• _Task goal_
Show all lines of the listing that hold the word "source".

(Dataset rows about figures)
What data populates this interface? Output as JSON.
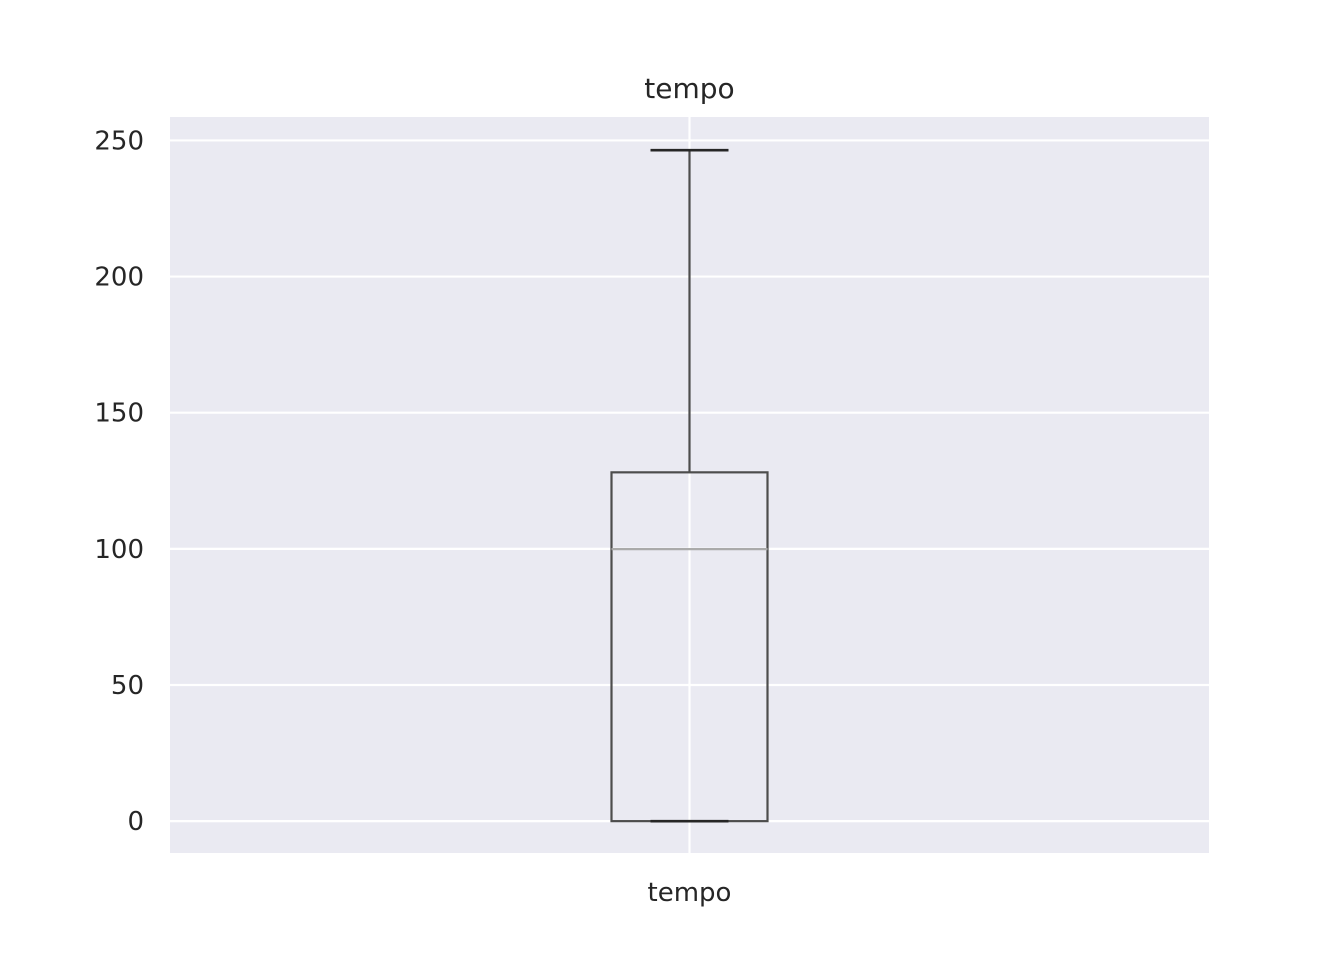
{
  "chart_data": {
    "type": "box",
    "title": "tempo",
    "xlabel": "",
    "ylabel": "",
    "categories": [
      "tempo"
    ],
    "boxes": [
      {
        "name": "tempo",
        "whisker_low": 0,
        "q1": 0,
        "median": 99.9,
        "q3": 128.1,
        "whisker_high": 246.4
      }
    ],
    "ylim": [
      -11.7,
      258.6
    ],
    "yticks": [
      0,
      50,
      100,
      150,
      200,
      250
    ],
    "ytick_labels": [
      "0",
      "50",
      "100",
      "150",
      "200",
      "250"
    ],
    "grid": true,
    "legend": "none",
    "colors": {
      "plot_background": "#eaeaf2",
      "grid": "#ffffff",
      "box_edge": "#4d4d4d",
      "median": "#aaaaaa",
      "whisker": "#4d4d4d",
      "cap": "#262626",
      "text": "#262626"
    }
  }
}
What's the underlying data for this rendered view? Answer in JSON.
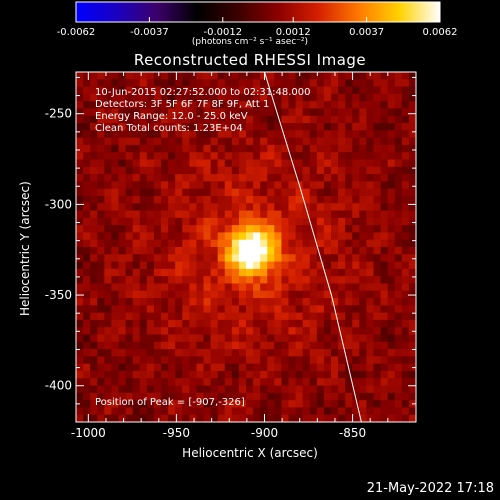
{
  "colorbar": {
    "tick_labels": [
      "-0.0062",
      "-0.0037",
      "-0.0012",
      "0.0012",
      "0.0037",
      "0.0062"
    ],
    "unit_label": "(photons cm⁻² s⁻¹ asec⁻²)",
    "colormap": [
      "#0000ff",
      "#1a00c0",
      "#3c006a",
      "#000000",
      "#3b0000",
      "#8b0000",
      "#d62000",
      "#ff7a00",
      "#ffd200",
      "#ffffff"
    ]
  },
  "title": "Reconstructed RHESSI Image",
  "info": {
    "time_range": "10-Jun-2015 02:27:52.000 to 02:31:48.000",
    "detectors": "Detectors: 3F 5F 6F 7F 8F 9F, Att 1",
    "energy": "Energy Range: 12.0 - 25.0 keV",
    "clean": "Clean    Total counts: 1.23E+04",
    "peak": "Position of Peak = [-907,-326]"
  },
  "axes": {
    "xlabel": "Heliocentric X (arcsec)",
    "ylabel": "Heliocentric Y (arcsec)",
    "xticks": [
      "-1000",
      "-950",
      "-900",
      "-850"
    ],
    "yticks": [
      "-250",
      "-300",
      "-350",
      "-400"
    ]
  },
  "timestamp": "21-May-2022 17:18",
  "chart_data": {
    "type": "heatmap",
    "title": "Reconstructed RHESSI Image",
    "xlabel": "Heliocentric X (arcsec)",
    "ylabel": "Heliocentric Y (arcsec)",
    "xlim": [
      -1007,
      -814
    ],
    "ylim": [
      -420,
      -227
    ],
    "xticks": [
      -1000,
      -950,
      -900,
      -850
    ],
    "yticks": [
      -250,
      -300,
      -350,
      -400
    ],
    "peak_position": [
      -907,
      -326
    ],
    "source": {
      "x": -907,
      "y": -326,
      "sigma_arcsec": 9,
      "peak_value": 0.0062
    },
    "colorbar_range": [
      -0.0062,
      0.0062
    ],
    "colorbar_ticks": [
      -0.0062,
      -0.0037,
      -0.0012,
      0.0012,
      0.0037,
      0.0062
    ],
    "limb_curve": [
      [
        -900,
        -227
      ],
      [
        -880,
        -290
      ],
      [
        -862,
        -350
      ],
      [
        -845,
        -420
      ]
    ],
    "grid": false
  }
}
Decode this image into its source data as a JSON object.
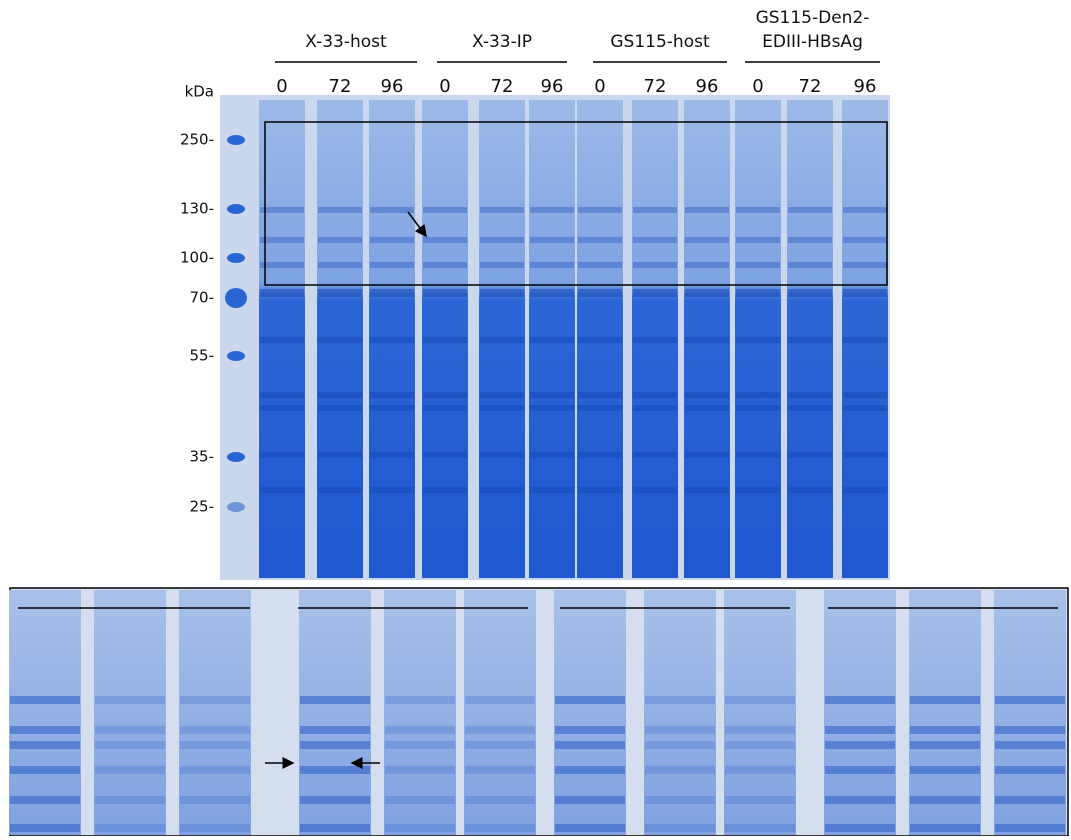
{
  "groups": [
    {
      "label": [
        "X-33-host"
      ],
      "lanes": [
        "0",
        "72",
        "96"
      ]
    },
    {
      "label": [
        "X-33-IP"
      ],
      "lanes": [
        "0",
        "72",
        "96"
      ]
    },
    {
      "label": [
        "GS115-host"
      ],
      "lanes": [
        "0",
        "72",
        "96"
      ]
    },
    {
      "label": [
        "GS115-Den2-",
        "EDIII-HBsAg"
      ],
      "lanes": [
        "0",
        "72",
        "96"
      ]
    }
  ],
  "marker": {
    "unit": "kDa",
    "labels": [
      "250-",
      "130-",
      "100-",
      "70-",
      "55-",
      "35-",
      "25-"
    ]
  }
}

• _Finished exercise_
    "source": {
Decode this image into its source data as a JSON object.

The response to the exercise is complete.